Dataset records
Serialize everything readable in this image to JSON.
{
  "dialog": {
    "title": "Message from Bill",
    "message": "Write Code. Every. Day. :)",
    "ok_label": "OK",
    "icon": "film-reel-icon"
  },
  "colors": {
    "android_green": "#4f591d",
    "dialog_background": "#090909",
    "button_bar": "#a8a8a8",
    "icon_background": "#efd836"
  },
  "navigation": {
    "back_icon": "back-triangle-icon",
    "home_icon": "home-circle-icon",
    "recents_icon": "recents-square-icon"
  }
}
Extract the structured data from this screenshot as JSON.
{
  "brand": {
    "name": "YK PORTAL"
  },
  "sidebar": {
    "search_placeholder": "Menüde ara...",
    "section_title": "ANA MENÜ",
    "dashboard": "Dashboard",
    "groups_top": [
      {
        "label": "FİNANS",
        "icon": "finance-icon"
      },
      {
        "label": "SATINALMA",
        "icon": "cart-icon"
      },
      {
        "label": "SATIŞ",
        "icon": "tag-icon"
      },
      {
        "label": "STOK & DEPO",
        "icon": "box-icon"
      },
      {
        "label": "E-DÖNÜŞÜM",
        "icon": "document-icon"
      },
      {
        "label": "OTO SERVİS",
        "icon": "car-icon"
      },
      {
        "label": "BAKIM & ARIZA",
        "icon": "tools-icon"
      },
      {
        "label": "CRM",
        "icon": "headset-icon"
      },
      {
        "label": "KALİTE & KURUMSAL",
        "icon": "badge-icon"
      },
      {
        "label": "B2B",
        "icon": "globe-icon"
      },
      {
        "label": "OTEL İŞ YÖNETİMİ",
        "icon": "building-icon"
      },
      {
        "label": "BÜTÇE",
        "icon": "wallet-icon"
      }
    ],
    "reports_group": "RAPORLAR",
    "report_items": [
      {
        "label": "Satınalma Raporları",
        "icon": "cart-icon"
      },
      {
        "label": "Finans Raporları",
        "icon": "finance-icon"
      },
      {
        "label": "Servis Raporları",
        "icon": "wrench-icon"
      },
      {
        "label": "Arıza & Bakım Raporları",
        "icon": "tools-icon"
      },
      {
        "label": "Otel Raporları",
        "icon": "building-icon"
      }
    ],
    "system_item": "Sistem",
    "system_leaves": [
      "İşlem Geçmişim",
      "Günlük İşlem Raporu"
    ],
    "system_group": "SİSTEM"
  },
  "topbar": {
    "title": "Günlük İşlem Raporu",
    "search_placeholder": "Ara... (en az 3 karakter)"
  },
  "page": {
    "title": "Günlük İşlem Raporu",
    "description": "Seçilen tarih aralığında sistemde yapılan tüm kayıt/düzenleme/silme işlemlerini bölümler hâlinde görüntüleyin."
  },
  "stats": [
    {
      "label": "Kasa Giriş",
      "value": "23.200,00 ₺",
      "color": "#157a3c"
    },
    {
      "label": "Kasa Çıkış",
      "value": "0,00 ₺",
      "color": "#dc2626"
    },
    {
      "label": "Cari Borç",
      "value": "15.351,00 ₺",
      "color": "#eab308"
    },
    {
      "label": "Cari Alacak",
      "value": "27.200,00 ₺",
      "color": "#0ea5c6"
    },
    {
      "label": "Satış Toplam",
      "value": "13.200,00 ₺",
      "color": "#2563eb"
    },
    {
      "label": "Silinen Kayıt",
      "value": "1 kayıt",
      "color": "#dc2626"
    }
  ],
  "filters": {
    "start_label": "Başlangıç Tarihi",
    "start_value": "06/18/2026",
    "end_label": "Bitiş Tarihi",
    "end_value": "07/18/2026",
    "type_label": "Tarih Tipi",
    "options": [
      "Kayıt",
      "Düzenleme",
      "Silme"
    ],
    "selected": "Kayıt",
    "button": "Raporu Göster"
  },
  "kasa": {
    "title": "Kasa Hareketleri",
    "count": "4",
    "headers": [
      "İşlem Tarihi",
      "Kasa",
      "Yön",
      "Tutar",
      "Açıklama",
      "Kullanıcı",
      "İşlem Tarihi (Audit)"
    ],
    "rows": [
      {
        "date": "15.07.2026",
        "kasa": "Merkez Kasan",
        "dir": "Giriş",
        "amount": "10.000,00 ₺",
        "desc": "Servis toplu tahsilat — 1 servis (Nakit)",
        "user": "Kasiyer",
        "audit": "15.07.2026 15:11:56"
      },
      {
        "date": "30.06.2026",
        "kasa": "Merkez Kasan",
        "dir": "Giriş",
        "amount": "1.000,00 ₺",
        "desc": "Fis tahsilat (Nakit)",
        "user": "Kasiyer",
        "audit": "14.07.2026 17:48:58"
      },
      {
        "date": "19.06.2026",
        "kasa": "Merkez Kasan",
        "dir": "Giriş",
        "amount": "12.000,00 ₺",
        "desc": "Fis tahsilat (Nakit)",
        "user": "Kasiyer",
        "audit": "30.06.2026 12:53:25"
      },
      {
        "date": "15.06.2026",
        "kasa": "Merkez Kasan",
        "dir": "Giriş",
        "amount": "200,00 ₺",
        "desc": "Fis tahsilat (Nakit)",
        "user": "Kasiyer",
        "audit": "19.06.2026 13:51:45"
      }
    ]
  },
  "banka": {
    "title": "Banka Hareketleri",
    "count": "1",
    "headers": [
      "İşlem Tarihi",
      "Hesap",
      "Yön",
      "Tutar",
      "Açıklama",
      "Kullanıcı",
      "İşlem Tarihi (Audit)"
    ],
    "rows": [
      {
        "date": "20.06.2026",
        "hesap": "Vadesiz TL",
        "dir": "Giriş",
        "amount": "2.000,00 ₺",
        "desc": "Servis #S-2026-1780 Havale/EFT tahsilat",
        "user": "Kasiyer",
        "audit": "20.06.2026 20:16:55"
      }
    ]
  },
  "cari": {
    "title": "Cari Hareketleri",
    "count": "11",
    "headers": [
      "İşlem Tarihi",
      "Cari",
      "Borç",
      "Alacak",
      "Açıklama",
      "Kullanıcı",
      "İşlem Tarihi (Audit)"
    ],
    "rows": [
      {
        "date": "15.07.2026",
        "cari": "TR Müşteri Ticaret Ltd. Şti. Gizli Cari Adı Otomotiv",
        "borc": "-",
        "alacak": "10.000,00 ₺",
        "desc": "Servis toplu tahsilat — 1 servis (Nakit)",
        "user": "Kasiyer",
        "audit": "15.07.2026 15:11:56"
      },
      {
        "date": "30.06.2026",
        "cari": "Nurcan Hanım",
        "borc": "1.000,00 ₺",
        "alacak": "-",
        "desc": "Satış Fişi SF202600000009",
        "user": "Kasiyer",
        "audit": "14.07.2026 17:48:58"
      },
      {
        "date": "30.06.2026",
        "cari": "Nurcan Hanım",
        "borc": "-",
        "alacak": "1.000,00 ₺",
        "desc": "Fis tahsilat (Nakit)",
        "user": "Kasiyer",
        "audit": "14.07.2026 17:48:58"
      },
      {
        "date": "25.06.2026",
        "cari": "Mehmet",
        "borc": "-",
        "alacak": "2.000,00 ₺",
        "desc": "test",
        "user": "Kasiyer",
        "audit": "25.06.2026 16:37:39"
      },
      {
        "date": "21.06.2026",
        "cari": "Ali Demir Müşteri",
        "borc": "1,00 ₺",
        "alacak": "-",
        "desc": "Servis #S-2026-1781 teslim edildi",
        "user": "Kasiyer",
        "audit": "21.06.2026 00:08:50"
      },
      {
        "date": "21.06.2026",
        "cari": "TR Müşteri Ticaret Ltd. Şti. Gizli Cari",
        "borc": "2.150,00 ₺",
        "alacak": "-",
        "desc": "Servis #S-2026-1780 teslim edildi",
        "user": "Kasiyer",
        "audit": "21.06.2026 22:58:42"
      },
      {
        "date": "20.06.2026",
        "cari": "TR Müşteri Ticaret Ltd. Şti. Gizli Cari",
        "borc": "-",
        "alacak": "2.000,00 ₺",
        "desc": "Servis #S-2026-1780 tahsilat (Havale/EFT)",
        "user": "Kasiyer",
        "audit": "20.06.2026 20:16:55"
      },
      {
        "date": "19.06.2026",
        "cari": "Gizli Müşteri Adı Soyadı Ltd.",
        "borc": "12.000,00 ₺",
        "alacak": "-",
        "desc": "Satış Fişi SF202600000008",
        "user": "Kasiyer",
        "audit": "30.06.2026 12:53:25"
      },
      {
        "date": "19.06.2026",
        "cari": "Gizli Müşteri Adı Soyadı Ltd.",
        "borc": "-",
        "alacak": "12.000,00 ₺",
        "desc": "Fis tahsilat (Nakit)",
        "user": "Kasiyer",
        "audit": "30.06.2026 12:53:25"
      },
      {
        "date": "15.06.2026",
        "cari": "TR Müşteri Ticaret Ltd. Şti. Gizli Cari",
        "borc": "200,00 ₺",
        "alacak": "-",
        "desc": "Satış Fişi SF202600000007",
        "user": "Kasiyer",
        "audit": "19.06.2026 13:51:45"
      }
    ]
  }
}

• _EXERCISE_
Work out the number of lines above that include the string "this" and write only that number.

• _THE OUTPUT_
2